### WHAT THE EXERCISE ASKS
Write out each line word for word. Drop pictures.

-.-.-

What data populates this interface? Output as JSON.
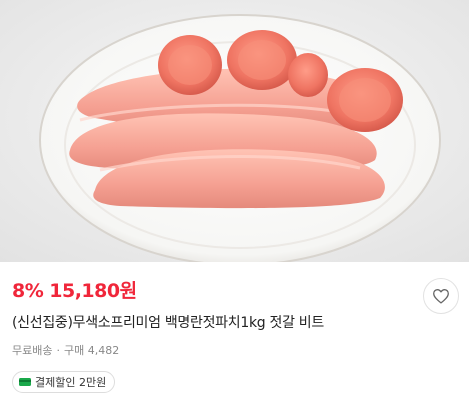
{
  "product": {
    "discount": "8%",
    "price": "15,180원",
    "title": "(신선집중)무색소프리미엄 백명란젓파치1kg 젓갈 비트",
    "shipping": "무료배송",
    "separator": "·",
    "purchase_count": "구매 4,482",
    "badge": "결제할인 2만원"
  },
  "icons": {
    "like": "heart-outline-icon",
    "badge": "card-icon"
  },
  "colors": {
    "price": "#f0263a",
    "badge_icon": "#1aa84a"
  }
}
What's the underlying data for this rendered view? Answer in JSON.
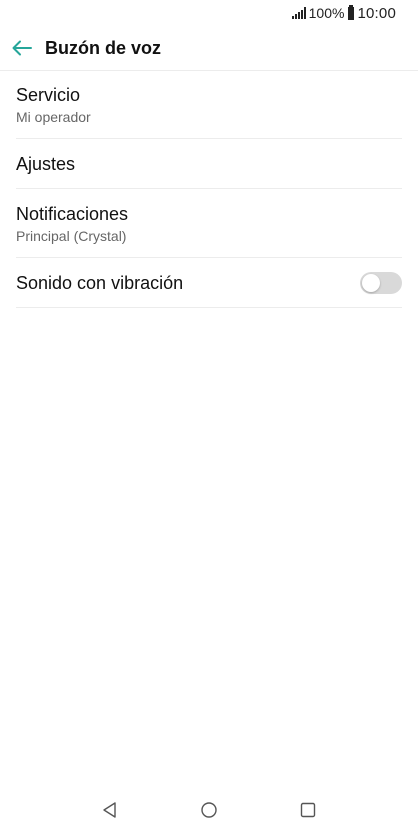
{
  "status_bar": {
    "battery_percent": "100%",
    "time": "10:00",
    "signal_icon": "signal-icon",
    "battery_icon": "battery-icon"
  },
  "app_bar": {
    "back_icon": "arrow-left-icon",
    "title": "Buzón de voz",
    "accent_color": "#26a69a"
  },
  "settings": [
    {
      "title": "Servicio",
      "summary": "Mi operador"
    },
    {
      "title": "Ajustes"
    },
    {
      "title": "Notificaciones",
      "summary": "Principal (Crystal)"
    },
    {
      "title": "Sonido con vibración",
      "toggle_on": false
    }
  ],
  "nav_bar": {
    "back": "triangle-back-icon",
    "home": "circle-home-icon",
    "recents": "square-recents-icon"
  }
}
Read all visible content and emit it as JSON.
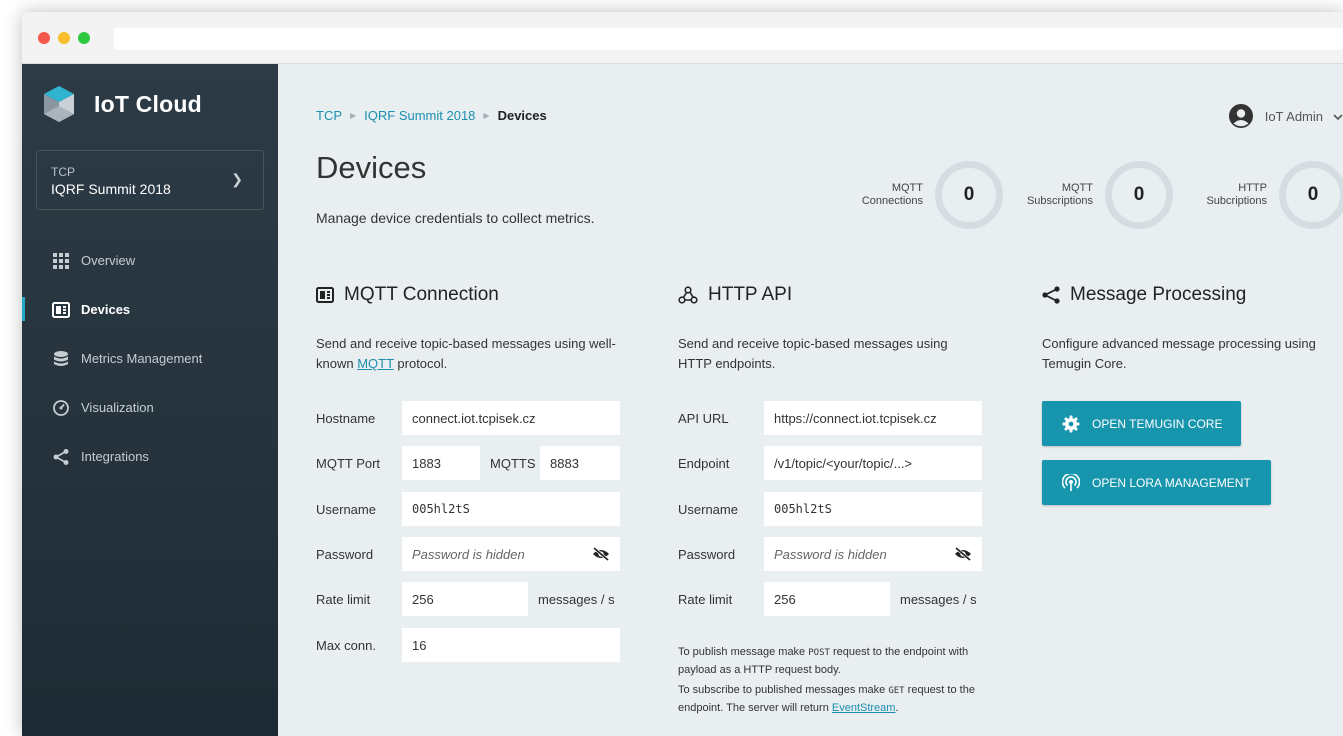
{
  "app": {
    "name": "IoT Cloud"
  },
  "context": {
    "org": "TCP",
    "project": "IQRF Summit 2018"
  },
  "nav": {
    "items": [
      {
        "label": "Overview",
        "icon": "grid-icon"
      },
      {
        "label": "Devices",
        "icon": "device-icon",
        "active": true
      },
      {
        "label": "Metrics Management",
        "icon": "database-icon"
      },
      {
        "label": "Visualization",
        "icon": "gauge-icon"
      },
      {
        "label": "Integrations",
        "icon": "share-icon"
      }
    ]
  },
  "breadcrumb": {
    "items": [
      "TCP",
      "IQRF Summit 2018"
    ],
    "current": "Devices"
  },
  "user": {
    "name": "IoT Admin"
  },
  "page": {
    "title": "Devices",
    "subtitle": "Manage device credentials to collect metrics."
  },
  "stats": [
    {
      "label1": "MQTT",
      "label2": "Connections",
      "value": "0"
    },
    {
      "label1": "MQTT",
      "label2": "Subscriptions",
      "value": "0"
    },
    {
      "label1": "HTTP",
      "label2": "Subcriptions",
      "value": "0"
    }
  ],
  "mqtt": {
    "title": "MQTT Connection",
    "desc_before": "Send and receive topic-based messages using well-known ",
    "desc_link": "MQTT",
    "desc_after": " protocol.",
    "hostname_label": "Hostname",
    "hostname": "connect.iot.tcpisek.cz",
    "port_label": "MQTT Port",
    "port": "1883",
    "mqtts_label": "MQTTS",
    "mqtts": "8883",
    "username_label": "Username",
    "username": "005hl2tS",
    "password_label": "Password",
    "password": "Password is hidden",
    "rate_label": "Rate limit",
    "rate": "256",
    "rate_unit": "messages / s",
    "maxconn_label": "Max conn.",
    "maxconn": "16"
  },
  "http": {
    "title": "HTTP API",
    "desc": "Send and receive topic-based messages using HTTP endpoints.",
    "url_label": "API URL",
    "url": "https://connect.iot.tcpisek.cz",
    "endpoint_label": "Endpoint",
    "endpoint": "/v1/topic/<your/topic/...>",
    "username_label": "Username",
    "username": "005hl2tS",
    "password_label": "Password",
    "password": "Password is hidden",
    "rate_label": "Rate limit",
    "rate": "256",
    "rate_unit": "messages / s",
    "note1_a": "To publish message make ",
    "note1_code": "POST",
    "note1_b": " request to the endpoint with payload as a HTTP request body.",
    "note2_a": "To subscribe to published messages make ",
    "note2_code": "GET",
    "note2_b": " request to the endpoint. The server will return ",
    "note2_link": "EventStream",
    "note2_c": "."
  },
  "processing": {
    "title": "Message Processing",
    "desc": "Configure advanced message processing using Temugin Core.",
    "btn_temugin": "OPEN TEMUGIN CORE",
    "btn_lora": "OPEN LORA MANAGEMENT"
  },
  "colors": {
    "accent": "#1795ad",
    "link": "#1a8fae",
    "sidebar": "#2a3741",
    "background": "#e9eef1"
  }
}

-.-.-

### ANSWER BELOW
What data populates this interface? Output as JSON.
{
  "product": {
    "discount": "8%",
    "price": "15,180원",
    "title": "(신선집중)무색소프리미엄 백명란젓파치1kg 젓갈 비트",
    "shipping": "무료배송",
    "separator": "·",
    "purchase_count": "구매 4,482",
    "badge": "결제할인 2만원"
  },
  "icons": {
    "like": "heart-outline-icon",
    "badge": "card-icon"
  },
  "colors": {
    "price": "#f0263a",
    "badge_icon": "#1aa84a"
  }
}
What's the underlying data for this rendered view? Answer in JSON.
{
  "status_bar": {
    "battery_percent": "100%",
    "time": "10:00",
    "signal_icon": "signal-icon",
    "battery_icon": "battery-icon"
  },
  "app_bar": {
    "back_icon": "arrow-left-icon",
    "title": "Buzón de voz",
    "accent_color": "#26a69a"
  },
  "settings": [
    {
      "title": "Servicio",
      "summary": "Mi operador"
    },
    {
      "title": "Ajustes"
    },
    {
      "title": "Notificaciones",
      "summary": "Principal (Crystal)"
    },
    {
      "title": "Sonido con vibración",
      "toggle_on": false
    }
  ],
  "nav_bar": {
    "back": "triangle-back-icon",
    "home": "circle-home-icon",
    "recents": "square-recents-icon"
  }
}
Read all visible content and emit it as JSON.
{
  "app": {
    "name": "IoT Cloud"
  },
  "context": {
    "org": "TCP",
    "project": "IQRF Summit 2018"
  },
  "nav": {
    "items": [
      {
        "label": "Overview",
        "icon": "grid-icon"
      },
      {
        "label": "Devices",
        "icon": "device-icon",
        "active": true
      },
      {
        "label": "Metrics Management",
        "icon": "database-icon"
      },
      {
        "label": "Visualization",
        "icon": "gauge-icon"
      },
      {
        "label": "Integrations",
        "icon": "share-icon"
      }
    ]
  },
  "breadcrumb": {
    "items": [
      "TCP",
      "IQRF Summit 2018"
    ],
    "current": "Devices"
  },
  "user": {
    "name": "IoT Admin"
  },
  "page": {
    "title": "Devices",
    "subtitle": "Manage device credentials to collect metrics."
  },
  "stats": [
    {
      "label1": "MQTT",
      "label2": "Connections",
      "value": "0"
    },
    {
      "label1": "MQTT",
      "label2": "Subscriptions",
      "value": "0"
    },
    {
      "label1": "HTTP",
      "label2": "Subcriptions",
      "value": "0"
    }
  ],
  "mqtt": {
    "title": "MQTT Connection",
    "desc_before": "Send and receive topic-based messages using well-known ",
    "desc_link": "MQTT",
    "desc_after": " protocol.",
    "hostname_label": "Hostname",
    "hostname": "connect.iot.tcpisek.cz",
    "port_label": "MQTT Port",
    "port": "1883",
    "mqtts_label": "MQTTS",
    "mqtts": "8883",
    "username_label": "Username",
    "username": "005hl2tS",
    "password_label": "Password",
    "password": "Password is hidden",
    "rate_label": "Rate limit",
    "rate": "256",
    "rate_unit": "messages / s",
    "maxconn_label": "Max conn.",
    "maxconn": "16"
  },
  "http": {
    "title": "HTTP API",
    "desc": "Send and receive topic-based messages using HTTP endpoints.",
    "url_label": "API URL",
    "url": "https://connect.iot.tcpisek.cz",
    "endpoint_label": "Endpoint",
    "endpoint": "/v1/topic/<your/topic/...>",
    "username_label": "Username",
    "username": "005hl2tS",
    "password_label": "Password",
    "password": "Password is hidden",
    "rate_label": "Rate limit",
    "rate": "256",
    "rate_unit": "messages / s",
    "note1_a": "To publish message make ",
    "note1_code": "POST",
    "note1_b": " request to the endpoint with payload as a HTTP request body.",
    "note2_a": "To subscribe to published messages make ",
    "note2_code": "GET",
    "note2_b": " request to the endpoint. The server will return ",
    "note2_link": "EventStream",
    "note2_c": "."
  },
  "processing": {
    "title": "Message Processing",
    "desc": "Configure advanced message processing using Temugin Core.",
    "btn_temugin": "OPEN TEMUGIN CORE",
    "btn_lora": "OPEN LORA MANAGEMENT"
  },
  "colors": {
    "accent": "#1795ad",
    "link": "#1a8fae",
    "sidebar": "#2a3741",
    "background": "#e9eef1"
  }
}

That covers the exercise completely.